===== Supplied entries

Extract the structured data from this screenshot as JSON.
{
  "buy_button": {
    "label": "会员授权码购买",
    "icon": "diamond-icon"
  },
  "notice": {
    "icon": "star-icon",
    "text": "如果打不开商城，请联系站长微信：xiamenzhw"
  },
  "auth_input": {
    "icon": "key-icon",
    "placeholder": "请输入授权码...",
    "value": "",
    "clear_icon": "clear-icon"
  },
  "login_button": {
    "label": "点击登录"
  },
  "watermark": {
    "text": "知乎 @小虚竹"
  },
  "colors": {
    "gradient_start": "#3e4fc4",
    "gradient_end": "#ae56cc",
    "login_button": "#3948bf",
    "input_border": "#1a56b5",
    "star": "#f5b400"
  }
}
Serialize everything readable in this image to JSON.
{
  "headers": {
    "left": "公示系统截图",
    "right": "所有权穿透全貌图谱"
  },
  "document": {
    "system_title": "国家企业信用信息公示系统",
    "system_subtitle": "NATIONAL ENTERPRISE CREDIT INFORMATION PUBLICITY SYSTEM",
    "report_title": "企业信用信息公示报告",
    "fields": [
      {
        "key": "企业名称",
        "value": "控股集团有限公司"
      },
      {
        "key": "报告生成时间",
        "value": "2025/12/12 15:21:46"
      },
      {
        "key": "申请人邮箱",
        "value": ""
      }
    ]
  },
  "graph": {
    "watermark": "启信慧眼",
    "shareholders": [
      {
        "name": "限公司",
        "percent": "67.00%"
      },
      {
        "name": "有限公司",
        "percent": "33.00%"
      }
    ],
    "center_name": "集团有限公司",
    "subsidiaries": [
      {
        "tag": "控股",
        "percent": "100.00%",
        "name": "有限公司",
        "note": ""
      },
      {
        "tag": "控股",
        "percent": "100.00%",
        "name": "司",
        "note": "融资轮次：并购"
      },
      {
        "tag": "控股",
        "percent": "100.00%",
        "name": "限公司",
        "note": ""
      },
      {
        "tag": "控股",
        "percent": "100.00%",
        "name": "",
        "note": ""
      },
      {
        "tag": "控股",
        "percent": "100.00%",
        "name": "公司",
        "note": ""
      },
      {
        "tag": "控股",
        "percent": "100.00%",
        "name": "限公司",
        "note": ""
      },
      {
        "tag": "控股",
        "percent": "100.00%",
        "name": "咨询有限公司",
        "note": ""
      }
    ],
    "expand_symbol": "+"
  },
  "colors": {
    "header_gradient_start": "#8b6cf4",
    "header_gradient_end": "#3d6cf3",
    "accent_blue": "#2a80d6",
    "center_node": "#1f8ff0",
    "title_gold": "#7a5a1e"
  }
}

==========

Goal of the exercise:
From the records above, pull out each line that has "text".

Exercise response:
    "text": "如果打不开商城，请联系站长微信：xiamenzhw"
    "text": "知乎 @小虚竹"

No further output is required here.